TEXT:
☆ ☆ ☆ ☆ ☆ ☆ ☆

Bundespatentgericht:
Beschluss vom 20. Juni 2011
Aktenzeichen: 19 W (pat) 59/09
(BPatG: Beschluss v. 20.06.2011, Az.: 19 W (pat) 59/09)
Tenor
Die Beschwerde wird zurückgewiesen.
BPatG 154
Gründe
I.
Die am 15. Juli 2005 beim Deutschen Patentund Markenamt eingegangene Patentanmeldung, mit der Bezeichnung
"Reinigungsmedium und Verfahren zur Reinigung von Banknotenbearbeitungsmaschinen"
wurde von der Prüfungsstelle für Klasse G07D durch Beschluss vom 10. September 2007 mit der Begründung zurückgewiesen, der Gegenstand des Patentanspruchs 1 sei nicht neu. Gegen diesen Beschluss richtet sich die Beschwerde der Anmelderin.
Sie beantragt, den Beschluss der Prüfungsstelle für Klasse G07D des Deutschen Patentund Markenamts vom 10. September 2007 aufzuheben und das nachgesuchte Patent mit folgenden Unterlagen zu erteilen: Patentansprüche 1 bis 8 und geänderte Beschreibungsseite 2, jeweils vom 20. April 2011, übrige Beschreibungsseiten 1 und 3 bis 8 sowie 1 Blatt Zeichnungen, Figuren 1 bis 3, jeweils vom Anmeldetag 15. Juli 2005.
Der geltende Patentanspruch 1 vom 20. April 2011 lautet unter Einfügung einer Gliederung:
"1 Reinigungsmedium für Banknotenbearbeitungsmaschinen, 1.1 das in zumindest einem Bereich ein Material (3) aufweist, das eine Reinigung von Bestandteilen der Banknotenbearbeitungsmaschinen bewirkt, 1.1a während das Reinigungsmedium durch die Banknotenbearbeitungsmaschinen transportiert wird, dadurch gekennzeichnet, daß 1.2a das Reinigungsmedium (1) dazu dient, verschiedene Gruppen von Banknoten oder Einzahlungen voneinander zu trennen und 1.2 Informationen (4) aufweist, welche zur Steuerung der Bearbeitung der verschiedenen Gruppen von Banknoten oder Einzahlungen in den Banknotenbearbeitungsmaschinen verwendet werden."
Der geltende Patentanspruch 8 vom 20. April 2011 lautet unter Einfügung einer Gliederung:
"8 Verfahren für die Reinigung von Banknotenbearbeitungsmaschinen, mit folgenden Verfahrensschritten:
8.1 -Eingeben von Banknoten und 8.2 mindestens einem Reinigungsmedium (1), 8.2a welches in zumindest einem Bereich ein Material (3) aufweist, das eine Reinigung von Bestandteilen der Banknotenbearbeitungsmaschinen bewirkt, 8.2b sowie Informationen (4) aufweist, in eine Banknotenbearbeitungsmaschine, 8.3 -Zuordnen mindestens eines Reinigungsmediums (1) zu einer jeden Gruppe von Banknoten oder zu jeder Einzahlung, 8.3a wodurch unterschiedliche Gruppen von Banknoten oder Einzahlungen voneinander getrennt werden, und 8.4 -Bearbeiten von Banknoten und Reinigungsmedium (1) in der Banknotenbearbeitungsmaschine, 8.4a wobei die Informationen (4) des Reinigungsmediums (1) zur Steuerung der Bearbeitung der Gruppen von Banknoten oder Einzahlungen von der Banknotenbearbeitungsmaschine verwendet werden 8.4b und Bestandteile der Banknotenbearbeitungsmaschine durch das Material (3) des zumindest einen Bereichs des Reinigungsmediums (1) beim Transport (T) des Reinigungsmediums (1) durch die Banknotenbearbeitungsmaschine gereinigt werden."

☆ ☆ ☆ ☆ ☆ ☆ ☆

ZU ERLEDIGENDE AUFGABEN:
[1] Entnehmen Sie dem Beschluss wortgetreu den Abschnitt, der mit den Worten „Sie beantragt, den“ beginnt und nach den Worten „15. Juli 2005.“ endet.
[2] Schreiben Sie den Beschluss zum Reinigungsmedium für Banknotenbearbeitungsmaschinen im Anschluss an seinen letzten Satz weiter.
Die Auflistung stammt aus einer anderen Quelle als der Beschluss.

☆ ☆ ☆ ☆ ☆ ☆ ☆

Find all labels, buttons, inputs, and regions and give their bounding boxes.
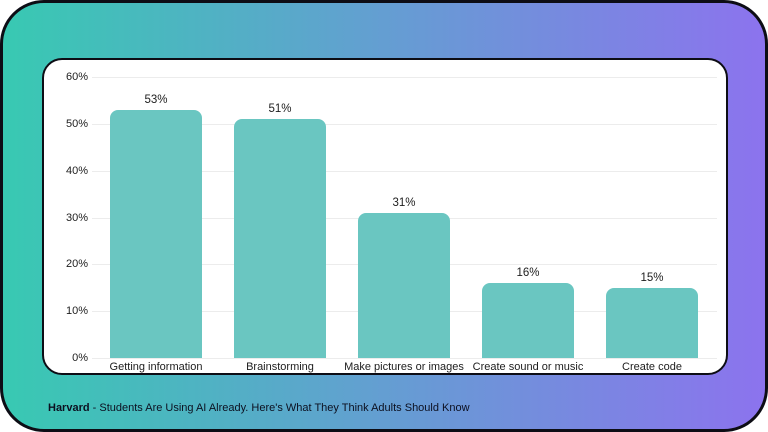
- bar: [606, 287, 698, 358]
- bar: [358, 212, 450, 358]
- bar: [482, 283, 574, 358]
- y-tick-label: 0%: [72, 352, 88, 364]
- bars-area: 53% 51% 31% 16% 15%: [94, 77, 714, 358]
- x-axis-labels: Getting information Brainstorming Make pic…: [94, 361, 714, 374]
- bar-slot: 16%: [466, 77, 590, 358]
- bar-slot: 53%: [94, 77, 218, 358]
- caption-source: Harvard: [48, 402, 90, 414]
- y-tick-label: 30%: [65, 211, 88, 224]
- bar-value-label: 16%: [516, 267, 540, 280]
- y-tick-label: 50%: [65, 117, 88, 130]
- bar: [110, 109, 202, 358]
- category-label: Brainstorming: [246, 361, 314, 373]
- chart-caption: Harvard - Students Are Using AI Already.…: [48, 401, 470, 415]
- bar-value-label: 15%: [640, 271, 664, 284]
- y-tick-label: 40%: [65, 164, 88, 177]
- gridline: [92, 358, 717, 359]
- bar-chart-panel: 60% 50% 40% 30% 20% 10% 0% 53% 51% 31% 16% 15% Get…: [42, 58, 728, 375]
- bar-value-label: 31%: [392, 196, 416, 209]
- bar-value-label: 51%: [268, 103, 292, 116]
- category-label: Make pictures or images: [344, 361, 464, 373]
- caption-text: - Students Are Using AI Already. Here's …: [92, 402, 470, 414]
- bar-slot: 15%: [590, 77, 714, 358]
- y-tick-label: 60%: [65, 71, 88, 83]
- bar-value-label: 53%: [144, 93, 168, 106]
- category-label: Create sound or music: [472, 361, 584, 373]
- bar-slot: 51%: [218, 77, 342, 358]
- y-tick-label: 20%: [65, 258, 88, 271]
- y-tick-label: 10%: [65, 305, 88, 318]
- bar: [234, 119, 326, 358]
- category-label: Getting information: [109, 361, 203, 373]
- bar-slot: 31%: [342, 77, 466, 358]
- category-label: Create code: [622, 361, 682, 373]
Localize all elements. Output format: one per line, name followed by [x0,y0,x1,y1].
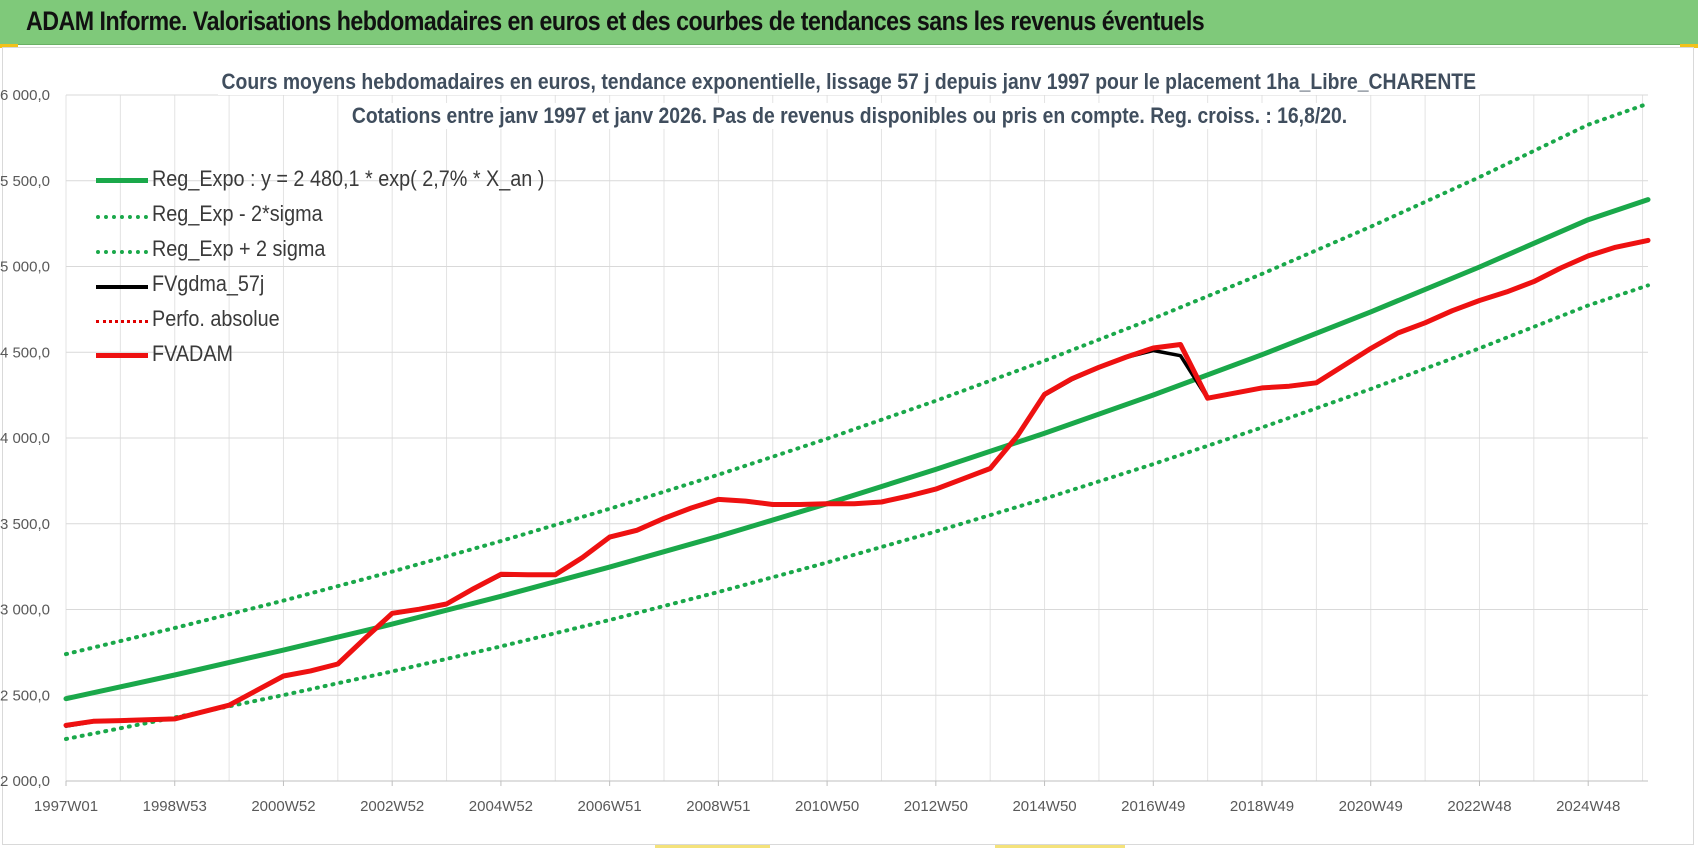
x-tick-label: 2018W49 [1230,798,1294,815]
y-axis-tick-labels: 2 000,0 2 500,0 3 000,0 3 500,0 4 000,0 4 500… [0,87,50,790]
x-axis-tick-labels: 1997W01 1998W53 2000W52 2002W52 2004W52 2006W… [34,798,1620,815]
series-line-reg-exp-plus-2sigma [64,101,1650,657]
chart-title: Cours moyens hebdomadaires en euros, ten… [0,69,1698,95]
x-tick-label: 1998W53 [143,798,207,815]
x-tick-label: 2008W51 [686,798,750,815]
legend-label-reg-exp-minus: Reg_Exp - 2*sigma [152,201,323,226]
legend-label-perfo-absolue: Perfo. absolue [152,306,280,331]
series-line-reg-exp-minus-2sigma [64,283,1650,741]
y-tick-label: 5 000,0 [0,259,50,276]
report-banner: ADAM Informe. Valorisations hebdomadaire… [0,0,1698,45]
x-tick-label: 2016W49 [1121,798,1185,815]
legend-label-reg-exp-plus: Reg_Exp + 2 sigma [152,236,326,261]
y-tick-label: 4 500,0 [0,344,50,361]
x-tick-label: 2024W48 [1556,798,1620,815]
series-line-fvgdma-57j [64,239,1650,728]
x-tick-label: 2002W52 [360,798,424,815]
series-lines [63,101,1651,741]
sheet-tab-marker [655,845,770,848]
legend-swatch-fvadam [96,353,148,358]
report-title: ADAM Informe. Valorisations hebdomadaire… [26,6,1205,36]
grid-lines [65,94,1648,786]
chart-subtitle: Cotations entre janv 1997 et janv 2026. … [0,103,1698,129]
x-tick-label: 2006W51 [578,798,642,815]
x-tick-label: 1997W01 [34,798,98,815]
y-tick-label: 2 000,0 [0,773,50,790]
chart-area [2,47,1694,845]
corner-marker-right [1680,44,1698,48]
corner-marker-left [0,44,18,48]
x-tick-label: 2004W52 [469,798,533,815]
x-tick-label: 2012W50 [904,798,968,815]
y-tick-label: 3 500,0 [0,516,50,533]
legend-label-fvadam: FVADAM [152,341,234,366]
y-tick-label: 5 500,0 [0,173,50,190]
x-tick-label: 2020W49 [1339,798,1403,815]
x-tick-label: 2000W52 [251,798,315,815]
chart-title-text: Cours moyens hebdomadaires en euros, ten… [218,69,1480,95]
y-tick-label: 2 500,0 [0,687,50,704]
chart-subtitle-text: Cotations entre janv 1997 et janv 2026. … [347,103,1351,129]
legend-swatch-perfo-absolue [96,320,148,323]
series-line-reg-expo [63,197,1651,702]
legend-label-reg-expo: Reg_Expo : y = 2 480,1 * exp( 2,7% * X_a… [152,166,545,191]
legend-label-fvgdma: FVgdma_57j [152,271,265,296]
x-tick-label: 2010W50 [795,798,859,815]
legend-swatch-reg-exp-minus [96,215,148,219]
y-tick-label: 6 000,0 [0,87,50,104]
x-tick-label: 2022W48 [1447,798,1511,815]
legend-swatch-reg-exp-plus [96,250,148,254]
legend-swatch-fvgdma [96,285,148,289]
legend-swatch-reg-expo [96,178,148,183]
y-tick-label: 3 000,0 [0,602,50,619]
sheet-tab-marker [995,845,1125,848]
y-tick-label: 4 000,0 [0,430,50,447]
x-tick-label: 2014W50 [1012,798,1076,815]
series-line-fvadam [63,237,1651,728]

☆ ☆ ☆ ☆ ☆ ☆ ☆

ERGEBNISSE DER AUFGABEN:
[1]
Sie beantragt, den Beschluss der Prüfungsstelle für Klasse G07D des Deutschen Patentund Markenamts vom 10. September 2007 aufzuheben und das nachgesuchte Patent mit folgenden Unterlagen zu erteilen: Patentansprüche 1 bis 8 und geänderte Beschreibungsseite 2, jeweils vom 20. April 2011, übrige Beschreibungsseiten 1 und 3 bis 8 sowie 1 Blatt Zeichnungen, Figuren 1 bis 3, jeweils vom Anmeldetag 15. Juli 2005.

[2]
Die Anmelderin gibt an, Aufgabe der vorliegenden Erfindung sei es, ein Reinigungsmedium und ein Verfahren zur Reinigung von Banknotenbearbeitungsmaschinen anzugeben, deren Einsatz keine Unterbrechung der Bearbeitung von Banknoten nötigt macht. Zudem soll es nicht notwendig sein, Einstellungsparameter der Banknotenbearbeitungsmaschinen zu verändern, um das Reinigungsmedium einsetzen zu können (Absatz [0006] der Offenlegungsschrift).
In der mündlichen Verhandlung betont die Anmelderin, dass der Fachmann, der ein Universitätsabsolvent der Fachrichtungen Maschinenbau, Elektrotechnik oder Physik sein könne, angesichts dieser Aufgabe selbst in Kenntnis der Druckschriften US 5 862 556 A (D1) sowie WO 02/297736 A1 (D2) allenfalls zu der Überlegung gelangen könne, einer Banknotenbearbeitungsmaschine sowohl ein Medium mit Informationen zum Trennen verschiedener Gruppen von Banknoten oder Einzahlungen voneinander, als auch ein Medium, das eine Reinigung von Bestandteilen der Banknotenbearbeitungsmaschinen bewirke, zuzuführen.
Irgendein Vorbild oder eine Anregung, beide Funktionen in einem einzigen Medium zu vereinigen, sei dem Fachmann nicht gegeben. Im Gegenteil lehre die US 5 832 566 A, dass das dort beschriebene Reinigungsmedium von der Banknotenbearbeitungsmaschine abgewiesen werden solle, so dass eine Belegung dieses Reinigungsmediums mit einer weiteren Funktion gar nicht möglich sei.
Wegen der weiteren Einzelheiten wird auf den Akteninhalt verwiesen.
II.
1.
Die fristund formgerecht erhobene Beschwerde ist zulässig. Sie hat jedoch keinen Erfolg.
2.
Als Fachmann legt der Senat den von der Anmelderin genannten Universitätsabsolventen der Fachrichtungen Maschinenbau, Elektrotechnik oder Physik zugrunde.
3.
Ein Reinigungsmedium mit den im geltenden Patentanspruch 1 genannten Merkmalen ergibt sich in naheliegender Weise aus einer Zusammenschau der beiden Druckschriften US 5 832 556 A und WO 02/297736 A1 und ist daher nicht patentfähig (§ 4 in Verbindung mit § 1 Abs. 1 PatG).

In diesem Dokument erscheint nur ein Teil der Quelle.